-- REQUIREMENTS --
Gather all lines in the entries that include the word "ylabel".

-- PROVIDED INFORMATION --
▼▼▼
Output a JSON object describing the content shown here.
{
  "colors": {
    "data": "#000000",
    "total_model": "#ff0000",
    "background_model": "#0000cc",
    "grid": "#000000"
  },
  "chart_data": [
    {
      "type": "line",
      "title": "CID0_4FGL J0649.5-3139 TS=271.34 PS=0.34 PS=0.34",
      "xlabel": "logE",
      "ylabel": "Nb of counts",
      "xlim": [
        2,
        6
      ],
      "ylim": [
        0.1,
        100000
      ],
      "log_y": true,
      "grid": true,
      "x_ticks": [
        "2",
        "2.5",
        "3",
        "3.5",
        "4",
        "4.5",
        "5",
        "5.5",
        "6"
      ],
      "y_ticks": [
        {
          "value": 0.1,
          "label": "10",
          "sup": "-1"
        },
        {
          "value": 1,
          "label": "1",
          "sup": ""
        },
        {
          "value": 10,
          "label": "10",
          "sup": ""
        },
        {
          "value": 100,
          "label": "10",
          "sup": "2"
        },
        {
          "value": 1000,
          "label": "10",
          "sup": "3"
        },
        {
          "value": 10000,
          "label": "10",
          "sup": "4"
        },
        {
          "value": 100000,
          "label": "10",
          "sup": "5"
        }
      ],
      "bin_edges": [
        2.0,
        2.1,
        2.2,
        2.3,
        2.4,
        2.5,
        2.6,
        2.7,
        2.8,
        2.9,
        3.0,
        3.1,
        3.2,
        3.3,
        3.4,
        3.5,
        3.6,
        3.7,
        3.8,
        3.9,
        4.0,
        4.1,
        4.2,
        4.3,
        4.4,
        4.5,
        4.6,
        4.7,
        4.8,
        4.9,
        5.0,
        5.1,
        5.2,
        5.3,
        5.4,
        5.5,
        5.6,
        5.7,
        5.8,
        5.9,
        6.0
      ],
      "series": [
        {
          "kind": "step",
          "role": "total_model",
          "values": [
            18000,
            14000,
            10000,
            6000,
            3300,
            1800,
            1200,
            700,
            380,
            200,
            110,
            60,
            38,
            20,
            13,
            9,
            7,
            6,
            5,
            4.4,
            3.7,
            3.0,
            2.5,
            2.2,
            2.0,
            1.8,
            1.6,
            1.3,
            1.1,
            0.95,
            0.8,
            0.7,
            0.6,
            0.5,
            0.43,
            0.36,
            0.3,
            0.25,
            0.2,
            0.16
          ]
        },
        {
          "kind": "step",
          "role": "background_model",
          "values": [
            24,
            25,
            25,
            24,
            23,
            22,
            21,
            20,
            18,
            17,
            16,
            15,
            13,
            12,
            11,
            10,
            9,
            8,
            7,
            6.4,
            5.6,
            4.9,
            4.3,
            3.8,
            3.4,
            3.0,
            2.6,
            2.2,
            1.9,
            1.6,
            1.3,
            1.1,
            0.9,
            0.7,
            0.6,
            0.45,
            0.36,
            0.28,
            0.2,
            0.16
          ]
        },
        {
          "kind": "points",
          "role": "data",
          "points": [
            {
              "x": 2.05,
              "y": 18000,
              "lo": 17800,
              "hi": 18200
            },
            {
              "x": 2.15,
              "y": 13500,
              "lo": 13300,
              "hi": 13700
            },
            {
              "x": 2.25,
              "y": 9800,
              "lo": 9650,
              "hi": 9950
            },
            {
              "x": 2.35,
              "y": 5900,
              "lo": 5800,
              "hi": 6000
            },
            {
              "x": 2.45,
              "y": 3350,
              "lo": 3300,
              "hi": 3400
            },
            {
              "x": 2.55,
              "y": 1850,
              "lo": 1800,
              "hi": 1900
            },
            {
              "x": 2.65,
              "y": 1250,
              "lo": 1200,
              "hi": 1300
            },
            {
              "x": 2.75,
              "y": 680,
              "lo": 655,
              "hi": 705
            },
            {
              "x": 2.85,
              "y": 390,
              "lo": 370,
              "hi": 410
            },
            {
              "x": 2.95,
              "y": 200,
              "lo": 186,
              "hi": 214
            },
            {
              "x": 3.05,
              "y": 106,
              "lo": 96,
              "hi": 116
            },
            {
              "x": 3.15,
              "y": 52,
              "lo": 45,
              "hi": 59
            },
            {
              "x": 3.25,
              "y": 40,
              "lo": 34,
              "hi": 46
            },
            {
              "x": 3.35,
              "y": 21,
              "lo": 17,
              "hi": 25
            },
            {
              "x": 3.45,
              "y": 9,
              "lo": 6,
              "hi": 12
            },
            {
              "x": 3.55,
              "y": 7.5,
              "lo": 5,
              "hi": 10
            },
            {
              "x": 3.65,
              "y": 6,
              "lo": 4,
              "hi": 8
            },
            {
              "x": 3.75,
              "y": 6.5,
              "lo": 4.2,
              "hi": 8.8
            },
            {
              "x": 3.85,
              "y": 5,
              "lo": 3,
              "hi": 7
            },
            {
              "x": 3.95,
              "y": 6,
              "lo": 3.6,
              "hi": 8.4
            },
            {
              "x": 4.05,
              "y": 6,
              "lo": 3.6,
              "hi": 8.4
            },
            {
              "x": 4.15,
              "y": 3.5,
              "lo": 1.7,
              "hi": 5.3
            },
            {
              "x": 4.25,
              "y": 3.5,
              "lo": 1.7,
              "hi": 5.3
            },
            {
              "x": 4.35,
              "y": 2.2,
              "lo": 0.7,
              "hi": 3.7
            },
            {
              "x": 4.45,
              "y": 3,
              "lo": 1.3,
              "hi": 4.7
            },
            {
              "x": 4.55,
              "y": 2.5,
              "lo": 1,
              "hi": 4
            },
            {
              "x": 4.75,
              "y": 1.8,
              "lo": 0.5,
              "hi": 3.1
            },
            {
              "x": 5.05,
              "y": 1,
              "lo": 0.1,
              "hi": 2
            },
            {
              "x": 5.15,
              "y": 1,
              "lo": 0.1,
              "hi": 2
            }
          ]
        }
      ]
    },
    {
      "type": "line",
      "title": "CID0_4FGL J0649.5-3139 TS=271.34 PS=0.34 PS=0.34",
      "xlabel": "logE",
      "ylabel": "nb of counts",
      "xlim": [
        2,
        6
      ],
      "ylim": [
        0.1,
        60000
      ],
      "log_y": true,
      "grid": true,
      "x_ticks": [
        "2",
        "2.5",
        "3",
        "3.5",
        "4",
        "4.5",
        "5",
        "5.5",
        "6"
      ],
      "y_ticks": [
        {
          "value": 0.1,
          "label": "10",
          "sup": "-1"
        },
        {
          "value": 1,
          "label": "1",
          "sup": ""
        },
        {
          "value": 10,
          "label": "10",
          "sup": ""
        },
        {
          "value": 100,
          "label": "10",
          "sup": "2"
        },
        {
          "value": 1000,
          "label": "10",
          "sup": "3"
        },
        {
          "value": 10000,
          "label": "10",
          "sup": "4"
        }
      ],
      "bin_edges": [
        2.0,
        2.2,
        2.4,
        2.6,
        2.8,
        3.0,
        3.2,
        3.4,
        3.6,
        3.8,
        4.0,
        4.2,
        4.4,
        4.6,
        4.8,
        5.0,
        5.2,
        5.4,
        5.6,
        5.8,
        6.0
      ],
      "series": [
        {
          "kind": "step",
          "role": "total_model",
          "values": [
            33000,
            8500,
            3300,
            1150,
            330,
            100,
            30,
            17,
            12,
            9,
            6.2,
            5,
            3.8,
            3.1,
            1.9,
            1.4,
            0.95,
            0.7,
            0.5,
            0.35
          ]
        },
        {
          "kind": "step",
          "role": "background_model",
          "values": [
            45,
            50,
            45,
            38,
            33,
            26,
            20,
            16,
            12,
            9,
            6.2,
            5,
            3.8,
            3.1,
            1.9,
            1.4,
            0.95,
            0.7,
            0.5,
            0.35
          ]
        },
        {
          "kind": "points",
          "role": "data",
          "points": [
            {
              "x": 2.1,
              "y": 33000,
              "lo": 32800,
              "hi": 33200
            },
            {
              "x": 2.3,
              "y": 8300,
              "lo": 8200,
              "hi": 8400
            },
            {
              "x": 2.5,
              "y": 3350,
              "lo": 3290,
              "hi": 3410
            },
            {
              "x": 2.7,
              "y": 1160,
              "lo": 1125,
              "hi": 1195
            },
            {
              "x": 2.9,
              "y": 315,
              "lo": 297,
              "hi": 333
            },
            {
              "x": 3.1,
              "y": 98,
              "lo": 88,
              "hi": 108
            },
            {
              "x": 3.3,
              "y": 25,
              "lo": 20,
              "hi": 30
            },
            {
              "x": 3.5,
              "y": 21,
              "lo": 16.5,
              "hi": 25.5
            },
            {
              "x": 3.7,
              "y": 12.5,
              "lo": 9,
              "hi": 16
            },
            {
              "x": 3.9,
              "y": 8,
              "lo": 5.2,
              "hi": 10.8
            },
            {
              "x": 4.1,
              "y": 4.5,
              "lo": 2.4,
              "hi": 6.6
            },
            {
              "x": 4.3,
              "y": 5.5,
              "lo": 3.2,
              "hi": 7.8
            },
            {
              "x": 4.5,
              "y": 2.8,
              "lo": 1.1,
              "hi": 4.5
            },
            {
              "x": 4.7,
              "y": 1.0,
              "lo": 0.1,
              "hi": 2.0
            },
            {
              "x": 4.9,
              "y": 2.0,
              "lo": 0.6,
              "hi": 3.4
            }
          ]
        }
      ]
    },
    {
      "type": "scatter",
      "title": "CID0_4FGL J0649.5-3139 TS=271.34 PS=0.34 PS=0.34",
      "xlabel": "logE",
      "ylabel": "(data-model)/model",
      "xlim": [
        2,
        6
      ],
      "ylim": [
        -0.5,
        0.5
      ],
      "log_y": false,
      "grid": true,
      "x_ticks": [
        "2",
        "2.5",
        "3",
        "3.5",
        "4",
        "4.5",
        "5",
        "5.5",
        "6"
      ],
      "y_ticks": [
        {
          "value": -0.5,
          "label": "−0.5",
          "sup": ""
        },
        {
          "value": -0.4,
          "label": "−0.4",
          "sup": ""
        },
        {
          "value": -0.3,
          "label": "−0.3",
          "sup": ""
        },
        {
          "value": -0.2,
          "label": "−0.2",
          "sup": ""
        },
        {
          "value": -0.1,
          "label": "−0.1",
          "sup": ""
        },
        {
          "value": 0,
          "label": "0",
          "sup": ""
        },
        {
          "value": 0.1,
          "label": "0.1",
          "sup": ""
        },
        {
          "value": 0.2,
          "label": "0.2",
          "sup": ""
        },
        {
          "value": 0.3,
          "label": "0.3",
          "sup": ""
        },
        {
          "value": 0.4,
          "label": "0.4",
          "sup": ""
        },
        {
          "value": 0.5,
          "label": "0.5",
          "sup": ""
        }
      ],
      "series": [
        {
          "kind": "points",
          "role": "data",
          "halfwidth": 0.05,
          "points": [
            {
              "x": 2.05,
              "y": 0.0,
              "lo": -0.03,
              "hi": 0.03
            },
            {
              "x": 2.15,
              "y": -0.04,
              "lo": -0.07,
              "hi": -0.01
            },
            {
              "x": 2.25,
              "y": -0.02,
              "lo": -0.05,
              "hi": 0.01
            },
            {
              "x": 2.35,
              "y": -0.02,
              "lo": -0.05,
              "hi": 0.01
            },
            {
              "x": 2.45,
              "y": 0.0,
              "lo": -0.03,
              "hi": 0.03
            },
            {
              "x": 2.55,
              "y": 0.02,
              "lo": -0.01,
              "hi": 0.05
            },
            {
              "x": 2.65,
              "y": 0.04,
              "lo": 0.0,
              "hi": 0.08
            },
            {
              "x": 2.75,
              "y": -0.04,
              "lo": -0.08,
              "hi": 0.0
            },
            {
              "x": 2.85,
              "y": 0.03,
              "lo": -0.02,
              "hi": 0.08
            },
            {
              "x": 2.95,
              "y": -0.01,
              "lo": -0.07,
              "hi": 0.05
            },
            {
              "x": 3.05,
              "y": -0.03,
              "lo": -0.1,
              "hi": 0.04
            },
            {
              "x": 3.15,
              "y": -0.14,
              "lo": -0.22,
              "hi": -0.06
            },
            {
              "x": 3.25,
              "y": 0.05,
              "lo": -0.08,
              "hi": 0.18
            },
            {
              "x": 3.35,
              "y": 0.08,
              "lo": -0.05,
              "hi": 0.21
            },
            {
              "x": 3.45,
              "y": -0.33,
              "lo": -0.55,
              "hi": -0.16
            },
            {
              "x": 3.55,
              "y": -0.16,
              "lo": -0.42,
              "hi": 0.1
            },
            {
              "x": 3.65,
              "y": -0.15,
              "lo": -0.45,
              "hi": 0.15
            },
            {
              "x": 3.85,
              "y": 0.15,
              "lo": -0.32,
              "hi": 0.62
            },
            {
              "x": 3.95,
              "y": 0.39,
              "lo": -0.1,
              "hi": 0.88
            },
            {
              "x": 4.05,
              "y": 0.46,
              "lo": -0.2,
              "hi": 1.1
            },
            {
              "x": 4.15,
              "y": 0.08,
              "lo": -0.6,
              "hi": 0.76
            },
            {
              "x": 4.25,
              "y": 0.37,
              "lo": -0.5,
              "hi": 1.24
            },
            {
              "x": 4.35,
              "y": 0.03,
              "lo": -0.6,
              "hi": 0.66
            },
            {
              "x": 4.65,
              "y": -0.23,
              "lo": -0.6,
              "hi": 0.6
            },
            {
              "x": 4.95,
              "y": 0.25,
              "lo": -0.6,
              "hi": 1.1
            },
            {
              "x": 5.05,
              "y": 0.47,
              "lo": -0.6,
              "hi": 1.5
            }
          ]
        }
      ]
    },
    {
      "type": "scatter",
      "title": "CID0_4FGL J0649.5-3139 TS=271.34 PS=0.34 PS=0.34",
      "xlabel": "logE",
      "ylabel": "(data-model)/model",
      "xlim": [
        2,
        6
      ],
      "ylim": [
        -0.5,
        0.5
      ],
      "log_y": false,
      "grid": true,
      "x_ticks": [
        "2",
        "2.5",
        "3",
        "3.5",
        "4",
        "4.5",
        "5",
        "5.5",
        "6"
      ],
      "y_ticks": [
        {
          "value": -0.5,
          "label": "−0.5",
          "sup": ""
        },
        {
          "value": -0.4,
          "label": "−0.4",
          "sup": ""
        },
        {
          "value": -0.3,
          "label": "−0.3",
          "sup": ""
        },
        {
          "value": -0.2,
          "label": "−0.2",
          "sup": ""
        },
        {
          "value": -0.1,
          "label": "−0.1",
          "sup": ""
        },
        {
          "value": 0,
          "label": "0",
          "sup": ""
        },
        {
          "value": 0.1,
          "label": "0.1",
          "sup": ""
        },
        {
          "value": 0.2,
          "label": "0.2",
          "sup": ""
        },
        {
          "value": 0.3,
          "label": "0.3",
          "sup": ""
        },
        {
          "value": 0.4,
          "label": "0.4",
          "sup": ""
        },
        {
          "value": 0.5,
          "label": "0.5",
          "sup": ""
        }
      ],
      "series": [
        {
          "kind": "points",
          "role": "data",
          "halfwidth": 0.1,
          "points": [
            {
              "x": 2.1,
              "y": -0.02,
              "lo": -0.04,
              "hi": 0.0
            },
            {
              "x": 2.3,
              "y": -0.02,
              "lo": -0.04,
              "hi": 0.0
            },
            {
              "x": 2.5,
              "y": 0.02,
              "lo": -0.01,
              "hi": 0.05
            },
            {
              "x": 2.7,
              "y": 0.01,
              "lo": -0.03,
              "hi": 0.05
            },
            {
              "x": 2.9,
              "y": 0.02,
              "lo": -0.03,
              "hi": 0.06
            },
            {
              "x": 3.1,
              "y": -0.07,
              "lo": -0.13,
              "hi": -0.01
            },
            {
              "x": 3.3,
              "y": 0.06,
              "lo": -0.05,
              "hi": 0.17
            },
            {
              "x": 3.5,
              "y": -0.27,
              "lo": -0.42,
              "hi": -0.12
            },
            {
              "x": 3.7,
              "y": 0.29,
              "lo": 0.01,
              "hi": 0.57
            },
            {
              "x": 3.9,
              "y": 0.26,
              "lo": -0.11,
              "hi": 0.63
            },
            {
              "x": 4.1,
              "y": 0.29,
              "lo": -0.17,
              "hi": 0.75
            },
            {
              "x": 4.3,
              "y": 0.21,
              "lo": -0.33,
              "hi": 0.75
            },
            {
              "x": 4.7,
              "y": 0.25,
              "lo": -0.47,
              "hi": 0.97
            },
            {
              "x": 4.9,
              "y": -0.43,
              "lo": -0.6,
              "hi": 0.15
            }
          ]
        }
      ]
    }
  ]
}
▲▲▲
-- RESULT OF THE EXERCISE --
      "ylabel": "Nb of counts",
      "ylabel": "nb of counts",
      "ylabel": "(data-model)/model",
      "ylabel": "(data-model)/model",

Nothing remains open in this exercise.